- **What you need to do**: Output the data exactly, with every line intact.

[Items from a dataset]

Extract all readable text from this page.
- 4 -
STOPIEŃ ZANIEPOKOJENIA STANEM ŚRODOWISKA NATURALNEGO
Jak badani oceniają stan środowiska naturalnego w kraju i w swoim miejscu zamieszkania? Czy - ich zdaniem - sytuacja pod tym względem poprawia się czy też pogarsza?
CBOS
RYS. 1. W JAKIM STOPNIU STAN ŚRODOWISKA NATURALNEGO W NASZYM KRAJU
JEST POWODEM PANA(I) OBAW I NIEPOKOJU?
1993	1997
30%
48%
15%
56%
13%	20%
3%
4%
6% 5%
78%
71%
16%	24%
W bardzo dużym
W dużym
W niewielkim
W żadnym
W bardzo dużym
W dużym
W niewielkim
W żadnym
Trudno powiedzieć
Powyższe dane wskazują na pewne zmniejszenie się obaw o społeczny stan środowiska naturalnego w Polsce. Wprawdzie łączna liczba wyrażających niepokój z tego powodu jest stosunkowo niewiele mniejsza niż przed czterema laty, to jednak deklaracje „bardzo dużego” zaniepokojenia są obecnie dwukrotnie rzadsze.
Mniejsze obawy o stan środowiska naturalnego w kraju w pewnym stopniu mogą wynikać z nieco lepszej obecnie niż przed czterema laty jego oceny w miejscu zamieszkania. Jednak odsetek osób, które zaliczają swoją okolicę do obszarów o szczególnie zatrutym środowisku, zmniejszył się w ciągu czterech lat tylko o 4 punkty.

- **Response to this exercise**:
Extract all readable text from this page.
- 4 -
STOPIEŃ ZANIEPOKOJENIA STANEM ŚRODOWISKA NATURALNEGO
Jak badani oceniają stan środowiska naturalnego w kraju i w swoim miejscu zamieszkania? Czy - ich zdaniem - sytuacja pod tym względem poprawia się czy też pogarsza?
CBOS
RYS. 1. W JAKIM STOPNIU STAN ŚRODOWISKA NATURALNEGO W NASZYM KRAJU
JEST POWODEM PANA(I) OBAW I NIEPOKOJU?
1993	1997
30%
48%
15%
56%
13%	20%
3%
4%
6% 5%
78%
71%
16%	24%
W bardzo dużym
W dużym
W niewielkim
W żadnym
W bardzo dużym
W dużym
W niewielkim
W żadnym
Trudno powiedzieć
Powyższe dane wskazują na pewne zmniejszenie się obaw o społeczny stan środowiska naturalnego w Polsce. Wprawdzie łączna liczba wyrażających niepokój z tego powodu jest stosunkowo niewiele mniejsza niż przed czterema laty, to jednak deklaracje „bardzo dużego” zaniepokojenia są obecnie dwukrotnie rzadsze.
Mniejsze obawy o stan środowiska naturalnego w kraju w pewnym stopniu mogą wynikać z nieco lepszej obecnie niż przed czterema laty jego oceny w miejscu zamieszkania. Jednak odsetek osób, które zaliczają swoją okolicę do obszarów o szczególnie zatrutym środowisku, zmniejszył się w ciągu czterech lat tylko o 4 punkty.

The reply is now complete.